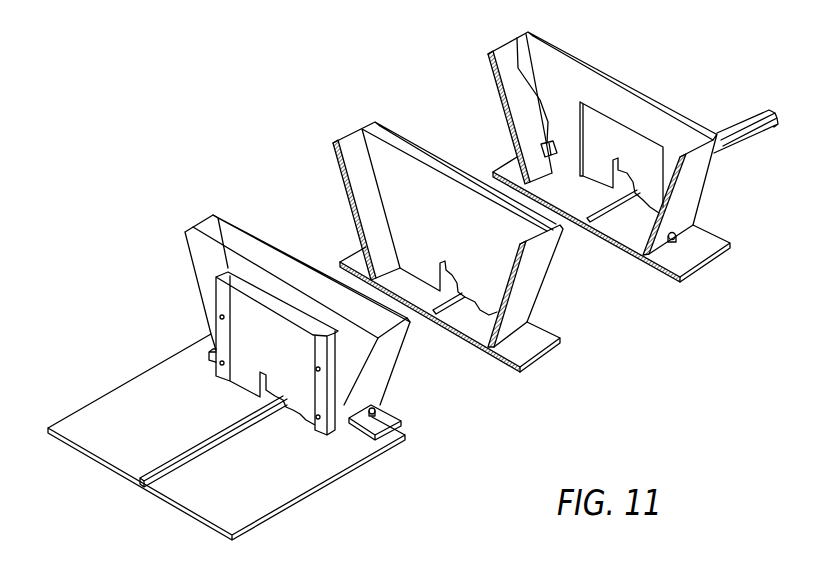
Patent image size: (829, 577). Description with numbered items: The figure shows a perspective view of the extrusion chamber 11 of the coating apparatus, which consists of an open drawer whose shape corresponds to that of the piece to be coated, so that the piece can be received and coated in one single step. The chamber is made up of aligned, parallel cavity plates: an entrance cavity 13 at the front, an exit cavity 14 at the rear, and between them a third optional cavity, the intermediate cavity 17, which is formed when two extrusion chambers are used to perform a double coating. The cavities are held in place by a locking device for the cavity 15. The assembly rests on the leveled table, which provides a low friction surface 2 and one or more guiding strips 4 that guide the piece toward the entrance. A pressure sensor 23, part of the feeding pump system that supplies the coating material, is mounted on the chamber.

The low friction surface 2 is at (240, 510).
The guiding strip 4 is at (221, 438).
The extrusion chamber 11 is at (685, 182).
The entrance cavity 13 is at (279, 359).
The exit cavity 14 is at (644, 173).
The locking device for the cavity 15 is at (350, 422).
The intermediate cavity 17 is at (462, 247).
The pressure sensor 23 is at (540, 152).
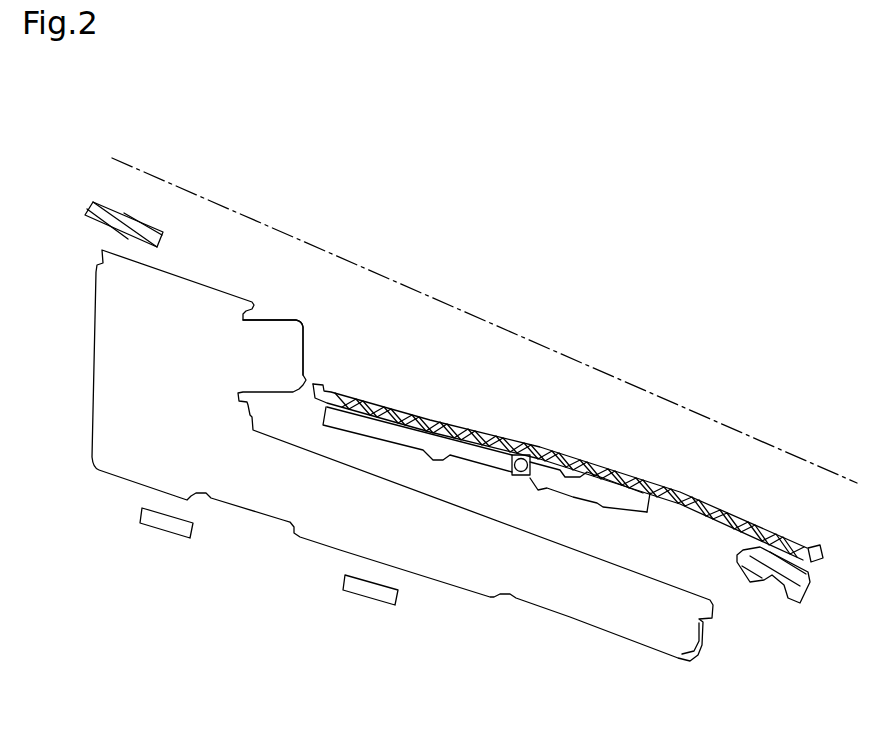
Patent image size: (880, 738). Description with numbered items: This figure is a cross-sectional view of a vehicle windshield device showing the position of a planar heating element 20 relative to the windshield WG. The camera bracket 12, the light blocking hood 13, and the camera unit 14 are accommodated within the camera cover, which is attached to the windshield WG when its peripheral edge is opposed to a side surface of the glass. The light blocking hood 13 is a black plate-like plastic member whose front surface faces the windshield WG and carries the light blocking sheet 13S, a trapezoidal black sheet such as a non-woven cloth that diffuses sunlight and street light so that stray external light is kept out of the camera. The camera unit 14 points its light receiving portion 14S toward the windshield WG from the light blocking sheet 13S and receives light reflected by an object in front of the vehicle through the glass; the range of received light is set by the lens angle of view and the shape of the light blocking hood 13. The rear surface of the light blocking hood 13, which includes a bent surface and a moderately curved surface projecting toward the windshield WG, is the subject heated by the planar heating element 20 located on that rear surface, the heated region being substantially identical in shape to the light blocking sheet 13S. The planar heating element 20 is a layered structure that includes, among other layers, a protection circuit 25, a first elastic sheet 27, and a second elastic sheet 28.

The camera bracket 12 is at (792, 604).
The light blocking hood 13 is at (812, 543).
The light blocking sheet 13S is at (548, 447).
The camera unit 14 is at (199, 282).
The light receiving portion 14S is at (275, 319).
The planar heating element 20 is at (632, 497).
The protection circuit 25 is at (522, 477).
The first elastic sheet 27 is at (577, 485).
The second elastic sheet 28 is at (465, 478).
The windshield WG is at (427, 296).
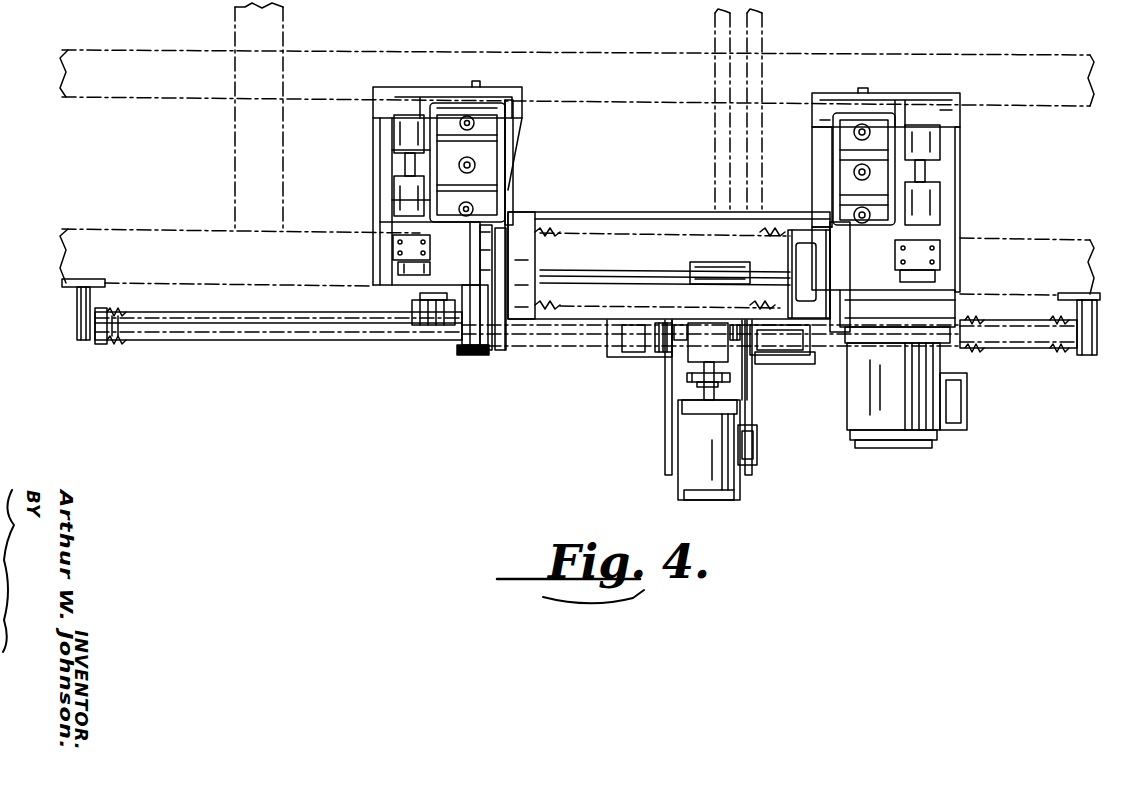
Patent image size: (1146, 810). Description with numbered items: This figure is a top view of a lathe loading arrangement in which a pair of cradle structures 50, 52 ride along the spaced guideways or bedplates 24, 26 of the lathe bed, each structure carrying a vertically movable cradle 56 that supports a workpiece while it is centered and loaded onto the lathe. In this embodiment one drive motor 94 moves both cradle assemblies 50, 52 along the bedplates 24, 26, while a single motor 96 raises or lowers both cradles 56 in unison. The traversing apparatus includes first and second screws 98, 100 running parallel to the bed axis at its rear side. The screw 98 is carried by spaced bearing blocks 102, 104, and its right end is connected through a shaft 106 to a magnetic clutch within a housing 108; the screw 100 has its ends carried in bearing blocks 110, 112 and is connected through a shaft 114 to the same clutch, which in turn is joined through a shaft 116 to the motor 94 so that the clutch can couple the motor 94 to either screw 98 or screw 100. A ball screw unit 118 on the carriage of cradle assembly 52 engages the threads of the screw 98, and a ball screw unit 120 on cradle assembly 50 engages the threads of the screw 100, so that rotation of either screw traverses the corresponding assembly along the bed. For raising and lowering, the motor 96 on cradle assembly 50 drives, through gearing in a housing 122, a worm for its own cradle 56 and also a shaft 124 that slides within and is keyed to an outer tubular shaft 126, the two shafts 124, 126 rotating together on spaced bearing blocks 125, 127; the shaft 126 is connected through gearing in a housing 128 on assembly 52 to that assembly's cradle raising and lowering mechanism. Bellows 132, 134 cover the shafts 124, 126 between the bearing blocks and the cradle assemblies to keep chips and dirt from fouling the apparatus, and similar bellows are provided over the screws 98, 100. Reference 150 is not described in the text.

The guideway 24 is at (652, 65).
The guideway 26 is at (157, 236).
The cradle structure 50 is at (962, 163).
The cradle structure 52 is at (389, 163).
The cradle 56 is at (483, 165).
The drive motor 94 is at (690, 466).
The motor 96 is at (850, 396).
The first screw 98 is at (278, 327).
The second screw 100 is at (1010, 328).
The bearing block 102 is at (88, 340).
The bearing block 104 is at (630, 343).
The shaft 106 is at (667, 330).
The clutch housing 108 is at (693, 357).
The bearing block 110 is at (1085, 355).
The bearing block 112 is at (795, 364).
The shaft 114 is at (735, 328).
The shaft 116 is at (731, 378).
The ball screw unit 118 is at (472, 357).
The ball screw unit 120 is at (957, 357).
The gearing housing 122 is at (940, 275).
The shaft 124 is at (700, 265).
The bearing block 125 is at (528, 248).
The outer tubular shaft 126 is at (760, 255).
The bearing block 127 is at (808, 290).
The gearing housing 128 is at (392, 264).
The bellows 132 is at (548, 235).
The bellows 134 is at (810, 322).
The beam end bracket 150 is at (506, 225).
▬▬▬▬▬▬
Task instructions: Return every line of all the entries above word for word, omitting the pictures.

Correct result:
Patent image size: (829, 577). Description with numbered items: The figure shows a perspective view of the extrusion chamber 11 of the coating apparatus, which consists of an open drawer whose shape corresponds to that of the piece to be coated, so that the piece can be received and coated in one single step. The chamber is made up of aligned, parallel cavity plates: an entrance cavity 13 at the front, an exit cavity 14 at the rear, and between them a third optional cavity, the intermediate cavity 17, which is formed when two extrusion chambers are used to perform a double coating. The cavities are held in place by a locking device for the cavity 15. The assembly rests on the leveled table, which provides a low friction surface 2 and one or more guiding strips 4 that guide the piece toward the entrance. A pressure sensor 23, part of the feeding pump system that supplies the coating material, is mounted on the chamber.

The low friction surface 2 is at (240, 510).
The guiding strip 4 is at (221, 438).
The extrusion chamber 11 is at (685, 182).
The entrance cavity 13 is at (279, 359).
The exit cavity 14 is at (644, 173).
The locking device for the cavity 15 is at (350, 422).
The intermediate cavity 17 is at (462, 247).
The pressure sensor 23 is at (540, 152).
Patent image size: (880, 738). Description with numbered items: This figure is a cross-sectional view of a vehicle windshield device showing the position of a planar heating element 20 relative to the windshield WG. The camera bracket 12, the light blocking hood 13, and the camera unit 14 are accommodated within the camera cover, which is attached to the windshield WG when its peripheral edge is opposed to a side surface of the glass. The light blocking hood 13 is a black plate-like plastic member whose front surface faces the windshield WG and carries the light blocking sheet 13S, a trapezoidal black sheet such as a non-woven cloth that diffuses sunlight and street light so that stray external light is kept out of the camera. The camera unit 14 points its light receiving portion 14S toward the windshield WG from the light blocking sheet 13S and receives light reflected by an object in front of the vehicle through the glass; the range of received light is set by the lens angle of view and the shape of the light blocking hood 13. The rear surface of the light blocking hood 13, which includes a bent surface and a moderately curved surface projecting toward the windshield WG, is the subject heated by the planar heating element 20 located on that rear surface, the heated region being substantially identical in shape to the light blocking sheet 13S. The planar heating element 20 is a layered structure that includes, among other layers, a protection circuit 25, a first elastic sheet 27, and a second elastic sheet 28.

The camera bracket 12 is at (792, 604).
The light blocking hood 13 is at (812, 543).
The light blocking sheet 13S is at (548, 447).
The camera unit 14 is at (199, 282).
The light receiving portion 14S is at (275, 319).
The planar heating element 20 is at (632, 497).
The protection circuit 25 is at (522, 477).
The first elastic sheet 27 is at (577, 485).
The second elastic sheet 28 is at (465, 478).
The windshield WG is at (427, 296).
Patent image size: (1146, 810). Description with numbered items: This figure is a top view of a lathe loading arrangement in which a pair of cradle structures 50, 52 ride along the spaced guideways or bedplates 24, 26 of the lathe bed, each structure carrying a vertically movable cradle 56 that supports a workpiece while it is centered and loaded onto the lathe. In this embodiment one drive motor 94 moves both cradle assemblies 50, 52 along the bedplates 24, 26, while a single motor 96 raises or lowers both cradles 56 in unison. The traversing apparatus includes first and second screws 98, 100 running parallel to the bed axis at its rear side. The screw 98 is carried by spaced bearing blocks 102, 104, and its right end is connected through a shaft 106 to a magnetic clutch within a housing 108; the screw 100 has its ends carried in bearing blocks 110, 112 and is connected through a shaft 114 to the same clutch, which in turn is joined through a shaft 116 to the motor 94 so that the clutch can couple the motor 94 to either screw 98 or screw 100. A ball screw unit 118 on the carriage of cradle assembly 52 engages the threads of the screw 98, and a ball screw unit 120 on cradle assembly 50 engages the threads of the screw 100, so that rotation of either screw traverses the corresponding assembly along the bed. For raising and lowering, the motor 96 on cradle assembly 50 drives, through gearing in a housing 122, a worm for its own cradle 56 and also a shaft 124 that slides within and is keyed to an outer tubular shaft 126, the two shafts 124, 126 rotating together on spaced bearing blocks 125, 127; the shaft 126 is connected through gearing in a housing 128 on assembly 52 to that assembly's cradle raising and lowering mechanism. Bellows 132, 134 cover the shafts 124, 126 between the bearing blocks and the cradle assemblies to keep chips and dirt from fouling the apparatus, and similar bellows are provided over the screws 98, 100. Reference 150 is not described in the text.

The guideway 24 is at (652, 65).
The guideway 26 is at (157, 236).
The cradle structure 50 is at (962, 163).
The cradle structure 52 is at (389, 163).
The cradle 56 is at (483, 165).
The drive motor 94 is at (690, 466).
The motor 96 is at (850, 396).
The first screw 98 is at (278, 327).
The second screw 100 is at (1010, 328).
The bearing block 102 is at (88, 340).
The bearing block 104 is at (630, 343).
The shaft 106 is at (667, 330).
The clutch housing 108 is at (693, 357).
The bearing block 110 is at (1085, 355).
The bearing block 112 is at (795, 364).
The shaft 114 is at (735, 328).
The shaft 116 is at (731, 378).
The ball screw unit 118 is at (472, 357).
The ball screw unit 120 is at (957, 357).
The gearing housing 122 is at (940, 275).
The shaft 124 is at (700, 265).
The bearing block 125 is at (528, 248).
The outer tubular shaft 126 is at (760, 255).
The bearing block 127 is at (808, 290).
The gearing housing 128 is at (392, 264).
The bellows 132 is at (548, 235).
The bellows 134 is at (810, 322).
The beam end bracket 150 is at (506, 225).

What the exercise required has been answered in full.